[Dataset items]
•••••
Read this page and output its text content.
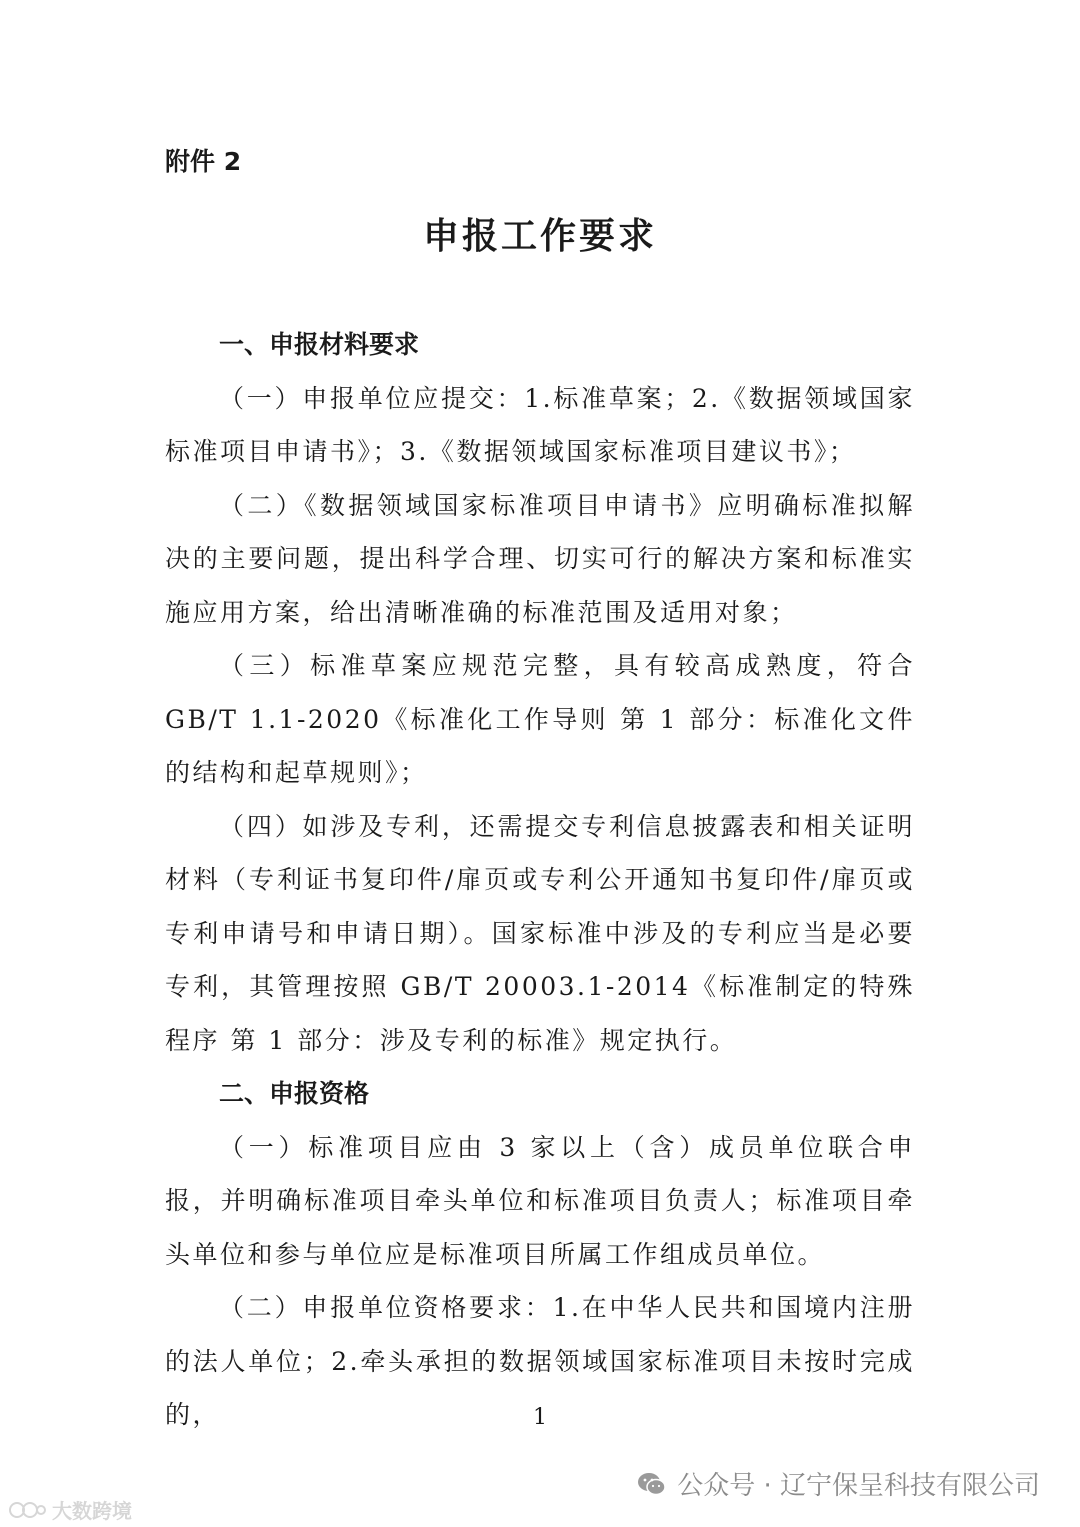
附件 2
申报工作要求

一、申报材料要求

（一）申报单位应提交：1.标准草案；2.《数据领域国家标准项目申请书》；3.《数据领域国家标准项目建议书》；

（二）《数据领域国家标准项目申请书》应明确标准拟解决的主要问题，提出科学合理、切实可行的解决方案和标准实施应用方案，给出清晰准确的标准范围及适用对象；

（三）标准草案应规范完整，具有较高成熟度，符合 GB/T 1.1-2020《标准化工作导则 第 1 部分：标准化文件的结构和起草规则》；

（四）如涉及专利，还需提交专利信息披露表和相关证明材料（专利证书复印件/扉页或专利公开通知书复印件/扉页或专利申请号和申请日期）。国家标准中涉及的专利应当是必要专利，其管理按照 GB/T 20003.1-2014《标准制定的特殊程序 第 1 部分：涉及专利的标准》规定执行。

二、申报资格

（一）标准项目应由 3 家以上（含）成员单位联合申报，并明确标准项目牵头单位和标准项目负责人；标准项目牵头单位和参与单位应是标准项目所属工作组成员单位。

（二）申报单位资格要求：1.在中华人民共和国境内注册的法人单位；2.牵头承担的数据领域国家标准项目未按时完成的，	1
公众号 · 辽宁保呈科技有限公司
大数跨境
•••••
Give an exact copy of the material, leaving out every picture.

Solution for this task:
Read this page and output its text content.
附件 2
申报工作要求

一、申报材料要求

（一）申报单位应提交：1.标准草案；2.《数据领域国家标准项目申请书》；3.《数据领域国家标准项目建议书》；

（二）《数据领域国家标准项目申请书》应明确标准拟解决的主要问题，提出科学合理、切实可行的解决方案和标准实施应用方案，给出清晰准确的标准范围及适用对象；

（三）标准草案应规范完整，具有较高成熟度，符合 GB/T 1.1-2020《标准化工作导则 第 1 部分：标准化文件的结构和起草规则》；

（四）如涉及专利，还需提交专利信息披露表和相关证明材料（专利证书复印件/扉页或专利公开通知书复印件/扉页或专利申请号和申请日期）。国家标准中涉及的专利应当是必要专利，其管理按照 GB/T 20003.1-2014《标准制定的特殊程序 第 1 部分：涉及专利的标准》规定执行。

二、申报资格

（一）标准项目应由 3 家以上（含）成员单位联合申报，并明确标准项目牵头单位和标准项目负责人；标准项目牵头单位和参与单位应是标准项目所属工作组成员单位。

（二）申报单位资格要求：1.在中华人民共和国境内注册的法人单位；2.牵头承担的数据领域国家标准项目未按时完成的，	1
公众号 · 辽宁保呈科技有限公司
大数跨境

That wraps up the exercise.